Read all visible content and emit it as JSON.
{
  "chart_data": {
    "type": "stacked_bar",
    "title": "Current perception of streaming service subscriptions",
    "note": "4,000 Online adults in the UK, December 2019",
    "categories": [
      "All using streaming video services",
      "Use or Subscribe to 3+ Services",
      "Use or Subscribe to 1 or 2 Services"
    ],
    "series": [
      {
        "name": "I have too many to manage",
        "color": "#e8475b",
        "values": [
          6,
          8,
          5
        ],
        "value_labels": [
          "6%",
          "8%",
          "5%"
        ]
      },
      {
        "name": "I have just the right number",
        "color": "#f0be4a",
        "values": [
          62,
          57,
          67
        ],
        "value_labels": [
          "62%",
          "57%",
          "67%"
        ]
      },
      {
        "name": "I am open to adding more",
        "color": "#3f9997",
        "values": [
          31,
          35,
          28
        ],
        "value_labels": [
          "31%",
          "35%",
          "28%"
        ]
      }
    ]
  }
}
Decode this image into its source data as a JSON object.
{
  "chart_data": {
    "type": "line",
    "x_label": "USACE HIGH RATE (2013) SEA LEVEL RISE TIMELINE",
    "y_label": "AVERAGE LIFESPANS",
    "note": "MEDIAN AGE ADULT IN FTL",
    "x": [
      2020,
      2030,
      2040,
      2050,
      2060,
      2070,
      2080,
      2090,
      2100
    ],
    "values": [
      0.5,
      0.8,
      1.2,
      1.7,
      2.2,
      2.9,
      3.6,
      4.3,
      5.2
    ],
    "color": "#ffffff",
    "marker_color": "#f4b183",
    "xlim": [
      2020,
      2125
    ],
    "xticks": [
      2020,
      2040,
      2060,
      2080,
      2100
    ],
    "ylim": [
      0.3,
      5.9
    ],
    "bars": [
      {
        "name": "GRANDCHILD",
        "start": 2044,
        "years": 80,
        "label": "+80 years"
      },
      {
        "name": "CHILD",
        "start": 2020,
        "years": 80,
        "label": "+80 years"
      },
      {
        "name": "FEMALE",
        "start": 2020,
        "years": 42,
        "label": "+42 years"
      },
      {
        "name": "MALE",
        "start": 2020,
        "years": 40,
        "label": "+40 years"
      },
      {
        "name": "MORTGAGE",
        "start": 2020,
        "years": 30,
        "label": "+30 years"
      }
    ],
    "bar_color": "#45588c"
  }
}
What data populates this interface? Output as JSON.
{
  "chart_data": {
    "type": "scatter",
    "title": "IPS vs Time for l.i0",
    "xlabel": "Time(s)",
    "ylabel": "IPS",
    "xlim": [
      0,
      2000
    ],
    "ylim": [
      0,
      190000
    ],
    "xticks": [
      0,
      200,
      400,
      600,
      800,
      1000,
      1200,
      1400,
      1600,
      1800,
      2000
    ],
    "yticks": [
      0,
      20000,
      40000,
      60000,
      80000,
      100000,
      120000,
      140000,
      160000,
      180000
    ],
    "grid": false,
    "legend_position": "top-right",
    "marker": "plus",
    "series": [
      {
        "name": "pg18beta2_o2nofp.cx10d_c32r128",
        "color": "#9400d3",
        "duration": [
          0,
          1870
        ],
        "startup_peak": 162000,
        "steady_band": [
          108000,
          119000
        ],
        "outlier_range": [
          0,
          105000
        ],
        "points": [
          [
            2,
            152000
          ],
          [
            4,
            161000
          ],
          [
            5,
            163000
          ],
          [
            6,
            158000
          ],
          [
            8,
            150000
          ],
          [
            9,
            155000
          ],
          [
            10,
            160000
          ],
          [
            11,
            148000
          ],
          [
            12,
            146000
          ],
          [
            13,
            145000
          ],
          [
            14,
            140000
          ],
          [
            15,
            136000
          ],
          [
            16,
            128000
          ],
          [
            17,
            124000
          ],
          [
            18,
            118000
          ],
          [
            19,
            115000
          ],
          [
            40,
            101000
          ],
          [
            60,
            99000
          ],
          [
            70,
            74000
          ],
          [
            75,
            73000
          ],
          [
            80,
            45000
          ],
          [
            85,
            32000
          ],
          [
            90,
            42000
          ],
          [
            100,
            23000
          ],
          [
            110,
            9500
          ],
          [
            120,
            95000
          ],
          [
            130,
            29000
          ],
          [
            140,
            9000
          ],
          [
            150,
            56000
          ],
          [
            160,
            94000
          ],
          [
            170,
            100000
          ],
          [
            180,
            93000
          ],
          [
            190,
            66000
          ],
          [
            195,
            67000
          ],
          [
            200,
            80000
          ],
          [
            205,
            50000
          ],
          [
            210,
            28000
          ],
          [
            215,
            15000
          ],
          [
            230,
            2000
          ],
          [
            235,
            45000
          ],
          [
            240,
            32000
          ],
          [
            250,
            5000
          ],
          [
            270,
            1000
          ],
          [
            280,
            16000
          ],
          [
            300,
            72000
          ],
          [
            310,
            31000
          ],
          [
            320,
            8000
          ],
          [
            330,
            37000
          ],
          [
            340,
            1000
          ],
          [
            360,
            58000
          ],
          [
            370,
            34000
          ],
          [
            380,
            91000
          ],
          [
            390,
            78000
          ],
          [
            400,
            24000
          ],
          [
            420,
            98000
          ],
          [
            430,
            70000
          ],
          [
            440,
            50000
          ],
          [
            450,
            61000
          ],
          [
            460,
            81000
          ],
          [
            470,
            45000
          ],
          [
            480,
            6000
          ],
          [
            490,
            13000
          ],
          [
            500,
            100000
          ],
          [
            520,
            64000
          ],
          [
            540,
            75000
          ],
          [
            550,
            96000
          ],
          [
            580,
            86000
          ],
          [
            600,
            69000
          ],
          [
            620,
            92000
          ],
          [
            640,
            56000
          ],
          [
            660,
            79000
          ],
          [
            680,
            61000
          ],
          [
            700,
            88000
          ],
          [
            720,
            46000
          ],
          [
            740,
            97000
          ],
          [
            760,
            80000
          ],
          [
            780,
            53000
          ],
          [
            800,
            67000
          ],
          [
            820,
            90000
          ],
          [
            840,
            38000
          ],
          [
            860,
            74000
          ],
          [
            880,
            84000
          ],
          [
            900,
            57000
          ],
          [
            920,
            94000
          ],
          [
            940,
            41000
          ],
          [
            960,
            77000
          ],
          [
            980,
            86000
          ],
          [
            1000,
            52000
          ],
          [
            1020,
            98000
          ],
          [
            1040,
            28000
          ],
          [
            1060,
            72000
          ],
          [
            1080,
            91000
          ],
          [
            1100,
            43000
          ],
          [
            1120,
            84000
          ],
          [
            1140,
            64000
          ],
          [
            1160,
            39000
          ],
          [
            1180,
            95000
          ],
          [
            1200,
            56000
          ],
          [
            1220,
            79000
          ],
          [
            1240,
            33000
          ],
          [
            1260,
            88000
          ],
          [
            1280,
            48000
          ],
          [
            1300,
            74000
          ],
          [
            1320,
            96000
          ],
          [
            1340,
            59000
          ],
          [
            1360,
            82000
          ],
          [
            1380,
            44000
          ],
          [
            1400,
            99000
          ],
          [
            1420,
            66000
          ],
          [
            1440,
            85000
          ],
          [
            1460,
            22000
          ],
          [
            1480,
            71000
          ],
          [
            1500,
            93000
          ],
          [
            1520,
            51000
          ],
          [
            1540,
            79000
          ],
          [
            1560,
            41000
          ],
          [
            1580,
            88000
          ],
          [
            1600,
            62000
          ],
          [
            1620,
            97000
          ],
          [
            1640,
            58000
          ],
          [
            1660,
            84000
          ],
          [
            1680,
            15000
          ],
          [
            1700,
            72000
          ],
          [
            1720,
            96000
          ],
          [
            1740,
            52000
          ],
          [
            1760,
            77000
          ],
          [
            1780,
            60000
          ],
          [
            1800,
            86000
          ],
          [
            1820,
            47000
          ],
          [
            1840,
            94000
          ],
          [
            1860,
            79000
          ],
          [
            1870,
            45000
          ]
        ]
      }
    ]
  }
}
┄┄┄┄┄┄┄┄┄┄
> Task details: Search the listing for the word "streaming". Copy every line in which it occurs.

> Output:
    "title": "Current perception of streaming service subscriptions",
      "All using streaming video services",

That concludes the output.